--- BEGIN ---

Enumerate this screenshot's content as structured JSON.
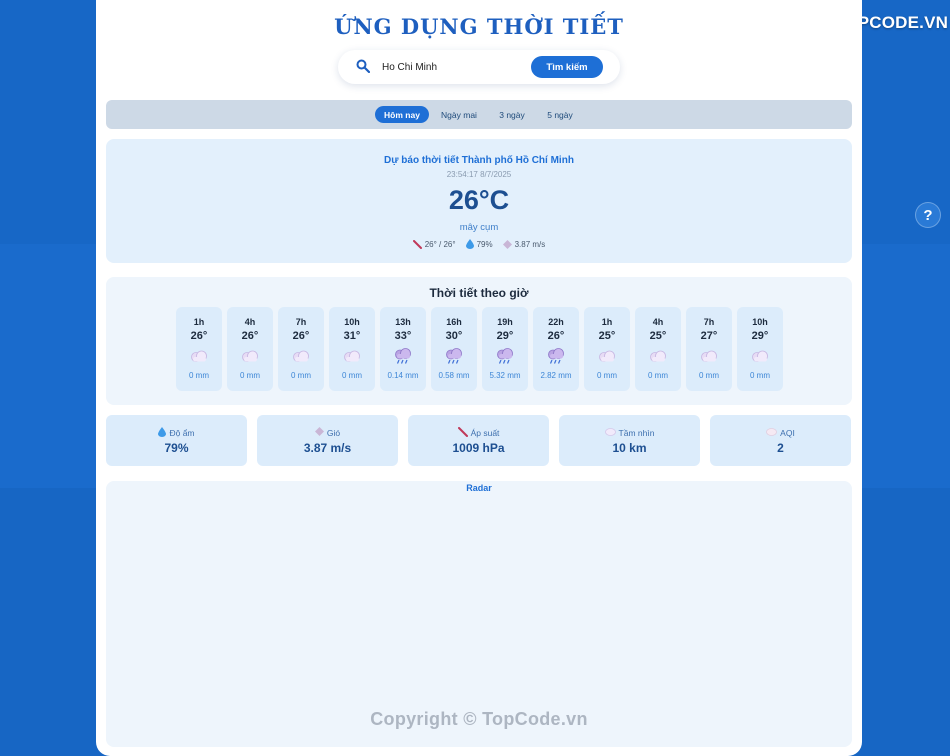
{
  "brand": {
    "name": "TOPCODE.VN"
  },
  "help": {
    "label": "?"
  },
  "app": {
    "title": "ỨNG DỤNG THỜI TIẾT"
  },
  "search": {
    "value": "Ho Chi Minh",
    "button_label": "Tìm kiếm"
  },
  "tabs": [
    {
      "label": "Hôm nay",
      "active": true
    },
    {
      "label": "Ngày mai",
      "active": false
    },
    {
      "label": "3 ngày",
      "active": false
    },
    {
      "label": "5 ngày",
      "active": false
    }
  ],
  "current": {
    "location": "Dự báo thời tiết Thành phố Hồ Chí Minh",
    "time": "23:54:17 8/7/2025",
    "temperature": "26°C",
    "description": "mây cụm",
    "range": "26° / 26°",
    "humidity": "79%",
    "wind": "3.87 m/s"
  },
  "hourly": {
    "title": "Thời tiết theo giờ",
    "items": [
      {
        "hour": "1h",
        "temp": "26°",
        "rain": "0 mm",
        "icon": "cloud-icon"
      },
      {
        "hour": "4h",
        "temp": "26°",
        "rain": "0 mm",
        "icon": "cloud-icon"
      },
      {
        "hour": "7h",
        "temp": "26°",
        "rain": "0 mm",
        "icon": "cloud-icon"
      },
      {
        "hour": "10h",
        "temp": "31°",
        "rain": "0 mm",
        "icon": "cloud-icon"
      },
      {
        "hour": "13h",
        "temp": "33°",
        "rain": "0.14 mm",
        "icon": "rain-cloud-icon"
      },
      {
        "hour": "16h",
        "temp": "30°",
        "rain": "0.58 mm",
        "icon": "rain-cloud-icon"
      },
      {
        "hour": "19h",
        "temp": "29°",
        "rain": "5.32 mm",
        "icon": "rain-cloud-icon"
      },
      {
        "hour": "22h",
        "temp": "26°",
        "rain": "2.82 mm",
        "icon": "rain-cloud-icon"
      },
      {
        "hour": "1h",
        "temp": "25°",
        "rain": "0 mm",
        "icon": "cloud-icon"
      },
      {
        "hour": "4h",
        "temp": "25°",
        "rain": "0 mm",
        "icon": "cloud-icon"
      },
      {
        "hour": "7h",
        "temp": "27°",
        "rain": "0 mm",
        "icon": "cloud-icon"
      },
      {
        "hour": "10h",
        "temp": "29°",
        "rain": "0 mm",
        "icon": "cloud-icon"
      }
    ]
  },
  "stats": [
    {
      "label": "Độ ẩm",
      "value": "79%",
      "icon": "droplet-icon"
    },
    {
      "label": "Gió",
      "value": "3.87 m/s",
      "icon": "wind-icon"
    },
    {
      "label": "Áp suất",
      "value": "1009 hPa",
      "icon": "gauge-icon"
    },
    {
      "label": "Tầm nhìn",
      "value": "10 km",
      "icon": "eye-icon"
    },
    {
      "label": "AQI",
      "value": "2",
      "icon": "air-icon"
    }
  ],
  "radar": {
    "title": "Radar"
  },
  "footer": {
    "copyright": "Copyright © TopCode.vn"
  },
  "colors": {
    "accent": "#1e6fd6",
    "background": "#1767c6",
    "panel": "#e3f0fc"
  }
}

--- END ---

Return every line from the records above that holds the word "title".

    "title": "ỨNG DỤNG THỜI TIẾT"
    "title": "Thời tiết theo giờ",
    "title": "Radar"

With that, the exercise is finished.